WHAT YOU WILL DO. Only a number is wanted. Count the lines holding the string "Minimo".

EXCERPTED DATA.
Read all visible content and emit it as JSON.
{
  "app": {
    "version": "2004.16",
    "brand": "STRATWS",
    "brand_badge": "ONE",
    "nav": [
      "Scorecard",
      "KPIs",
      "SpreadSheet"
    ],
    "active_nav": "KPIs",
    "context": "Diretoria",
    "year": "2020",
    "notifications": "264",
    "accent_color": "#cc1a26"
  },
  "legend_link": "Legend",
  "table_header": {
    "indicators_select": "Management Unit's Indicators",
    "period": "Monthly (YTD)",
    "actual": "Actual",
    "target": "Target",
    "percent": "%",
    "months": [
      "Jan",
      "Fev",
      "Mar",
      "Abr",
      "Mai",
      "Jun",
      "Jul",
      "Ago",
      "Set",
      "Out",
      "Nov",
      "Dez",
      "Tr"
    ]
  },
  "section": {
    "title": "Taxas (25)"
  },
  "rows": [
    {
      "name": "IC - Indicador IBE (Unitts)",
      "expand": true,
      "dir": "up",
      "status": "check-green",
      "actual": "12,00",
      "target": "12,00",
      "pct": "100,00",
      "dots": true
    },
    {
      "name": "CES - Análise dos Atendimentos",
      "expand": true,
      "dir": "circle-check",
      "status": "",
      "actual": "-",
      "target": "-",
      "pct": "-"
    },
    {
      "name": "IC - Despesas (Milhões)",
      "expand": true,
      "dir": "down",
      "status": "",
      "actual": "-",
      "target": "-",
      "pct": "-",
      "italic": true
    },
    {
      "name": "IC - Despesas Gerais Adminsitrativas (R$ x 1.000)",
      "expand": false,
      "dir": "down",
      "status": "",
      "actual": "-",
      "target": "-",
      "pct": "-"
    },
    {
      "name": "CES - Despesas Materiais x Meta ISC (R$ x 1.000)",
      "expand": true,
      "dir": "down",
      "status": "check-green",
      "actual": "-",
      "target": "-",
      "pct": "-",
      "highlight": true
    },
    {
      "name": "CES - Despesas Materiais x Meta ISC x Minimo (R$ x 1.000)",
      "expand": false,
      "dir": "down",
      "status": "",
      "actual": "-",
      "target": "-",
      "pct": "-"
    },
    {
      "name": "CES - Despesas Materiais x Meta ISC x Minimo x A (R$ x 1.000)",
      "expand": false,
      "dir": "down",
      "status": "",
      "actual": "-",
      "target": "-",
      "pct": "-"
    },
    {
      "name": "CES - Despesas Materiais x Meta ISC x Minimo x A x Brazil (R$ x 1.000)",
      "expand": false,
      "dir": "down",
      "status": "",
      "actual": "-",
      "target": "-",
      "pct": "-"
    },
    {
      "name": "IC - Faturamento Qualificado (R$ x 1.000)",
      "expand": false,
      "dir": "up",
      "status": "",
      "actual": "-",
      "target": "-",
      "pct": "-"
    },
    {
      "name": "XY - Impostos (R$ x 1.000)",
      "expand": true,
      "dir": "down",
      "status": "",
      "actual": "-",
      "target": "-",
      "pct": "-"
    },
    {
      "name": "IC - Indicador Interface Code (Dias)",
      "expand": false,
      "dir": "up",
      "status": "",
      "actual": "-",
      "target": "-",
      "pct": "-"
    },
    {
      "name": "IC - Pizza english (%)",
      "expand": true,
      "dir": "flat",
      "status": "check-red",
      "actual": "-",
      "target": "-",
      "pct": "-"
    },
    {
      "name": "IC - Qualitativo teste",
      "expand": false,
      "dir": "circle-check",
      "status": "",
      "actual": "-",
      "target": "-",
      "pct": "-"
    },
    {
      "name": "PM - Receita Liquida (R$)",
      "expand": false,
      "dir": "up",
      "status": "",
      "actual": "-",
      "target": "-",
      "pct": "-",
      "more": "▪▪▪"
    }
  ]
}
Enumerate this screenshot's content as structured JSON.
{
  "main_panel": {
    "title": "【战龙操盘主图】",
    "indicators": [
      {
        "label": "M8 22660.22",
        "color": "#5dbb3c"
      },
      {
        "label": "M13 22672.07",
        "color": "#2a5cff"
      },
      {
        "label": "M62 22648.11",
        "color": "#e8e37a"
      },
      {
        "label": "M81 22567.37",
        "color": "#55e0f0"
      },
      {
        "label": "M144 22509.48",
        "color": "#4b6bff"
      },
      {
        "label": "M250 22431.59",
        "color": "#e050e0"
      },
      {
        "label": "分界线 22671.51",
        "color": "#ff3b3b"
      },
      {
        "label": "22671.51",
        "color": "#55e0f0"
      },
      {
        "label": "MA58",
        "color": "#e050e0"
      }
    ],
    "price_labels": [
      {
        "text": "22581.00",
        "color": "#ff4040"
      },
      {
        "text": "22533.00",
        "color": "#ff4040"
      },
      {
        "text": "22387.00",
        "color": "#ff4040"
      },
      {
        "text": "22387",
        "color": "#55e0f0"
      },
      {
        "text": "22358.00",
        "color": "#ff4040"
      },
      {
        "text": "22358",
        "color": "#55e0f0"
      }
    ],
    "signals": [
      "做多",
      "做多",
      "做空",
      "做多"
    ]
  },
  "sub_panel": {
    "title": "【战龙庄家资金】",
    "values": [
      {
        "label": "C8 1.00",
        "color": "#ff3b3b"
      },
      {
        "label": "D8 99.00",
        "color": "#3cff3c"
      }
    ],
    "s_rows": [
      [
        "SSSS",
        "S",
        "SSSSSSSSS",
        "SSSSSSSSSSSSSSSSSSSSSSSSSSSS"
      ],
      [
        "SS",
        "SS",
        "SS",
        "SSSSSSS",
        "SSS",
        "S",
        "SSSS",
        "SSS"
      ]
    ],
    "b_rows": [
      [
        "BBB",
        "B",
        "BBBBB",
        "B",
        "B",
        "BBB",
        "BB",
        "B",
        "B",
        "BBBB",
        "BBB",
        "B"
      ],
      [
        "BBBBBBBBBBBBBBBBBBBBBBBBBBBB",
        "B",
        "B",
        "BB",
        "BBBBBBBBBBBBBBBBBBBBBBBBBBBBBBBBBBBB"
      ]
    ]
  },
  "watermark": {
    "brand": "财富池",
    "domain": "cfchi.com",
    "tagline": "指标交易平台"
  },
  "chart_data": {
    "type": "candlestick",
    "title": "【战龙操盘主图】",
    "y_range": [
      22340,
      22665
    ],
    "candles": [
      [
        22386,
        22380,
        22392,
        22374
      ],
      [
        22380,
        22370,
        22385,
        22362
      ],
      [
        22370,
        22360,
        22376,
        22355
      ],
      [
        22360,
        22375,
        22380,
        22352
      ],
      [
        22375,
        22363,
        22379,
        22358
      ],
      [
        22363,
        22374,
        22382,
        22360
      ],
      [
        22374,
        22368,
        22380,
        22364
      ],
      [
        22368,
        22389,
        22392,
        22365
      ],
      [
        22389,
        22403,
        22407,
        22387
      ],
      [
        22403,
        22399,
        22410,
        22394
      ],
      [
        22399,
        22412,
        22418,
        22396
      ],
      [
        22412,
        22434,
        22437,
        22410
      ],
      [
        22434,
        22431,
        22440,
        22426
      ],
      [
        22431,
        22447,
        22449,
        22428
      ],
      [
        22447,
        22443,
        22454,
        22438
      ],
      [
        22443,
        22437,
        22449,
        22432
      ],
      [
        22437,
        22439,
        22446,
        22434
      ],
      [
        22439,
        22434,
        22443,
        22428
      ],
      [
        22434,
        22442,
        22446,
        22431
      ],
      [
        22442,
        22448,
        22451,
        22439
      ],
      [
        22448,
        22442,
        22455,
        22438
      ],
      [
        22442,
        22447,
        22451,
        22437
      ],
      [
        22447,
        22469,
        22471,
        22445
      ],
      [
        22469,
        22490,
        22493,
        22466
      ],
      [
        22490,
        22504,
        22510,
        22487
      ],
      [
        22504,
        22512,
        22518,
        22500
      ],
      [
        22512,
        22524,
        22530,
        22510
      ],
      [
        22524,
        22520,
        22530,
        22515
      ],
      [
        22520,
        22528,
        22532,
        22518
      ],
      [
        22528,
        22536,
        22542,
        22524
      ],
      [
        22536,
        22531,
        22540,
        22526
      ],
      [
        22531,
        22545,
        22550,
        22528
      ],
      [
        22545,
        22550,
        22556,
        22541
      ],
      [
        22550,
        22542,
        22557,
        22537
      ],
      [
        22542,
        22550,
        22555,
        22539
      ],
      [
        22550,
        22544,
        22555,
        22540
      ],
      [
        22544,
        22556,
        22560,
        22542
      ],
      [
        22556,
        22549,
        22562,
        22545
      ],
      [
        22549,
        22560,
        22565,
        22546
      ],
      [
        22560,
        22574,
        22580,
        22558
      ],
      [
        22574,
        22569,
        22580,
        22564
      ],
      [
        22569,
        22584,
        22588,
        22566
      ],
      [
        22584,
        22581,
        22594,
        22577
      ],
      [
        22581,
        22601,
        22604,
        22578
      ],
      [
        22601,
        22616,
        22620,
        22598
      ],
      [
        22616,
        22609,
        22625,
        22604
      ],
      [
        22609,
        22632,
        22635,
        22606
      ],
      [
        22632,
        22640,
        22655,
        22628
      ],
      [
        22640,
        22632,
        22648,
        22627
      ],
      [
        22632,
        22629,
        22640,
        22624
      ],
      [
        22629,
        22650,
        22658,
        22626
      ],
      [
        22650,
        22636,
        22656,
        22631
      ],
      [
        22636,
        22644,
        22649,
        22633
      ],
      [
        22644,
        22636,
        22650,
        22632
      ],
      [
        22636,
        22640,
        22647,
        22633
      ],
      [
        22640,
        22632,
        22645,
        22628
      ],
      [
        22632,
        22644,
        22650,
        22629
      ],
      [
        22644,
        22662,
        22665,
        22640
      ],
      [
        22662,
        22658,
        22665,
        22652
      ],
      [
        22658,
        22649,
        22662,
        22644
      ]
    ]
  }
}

SOLUTION. 3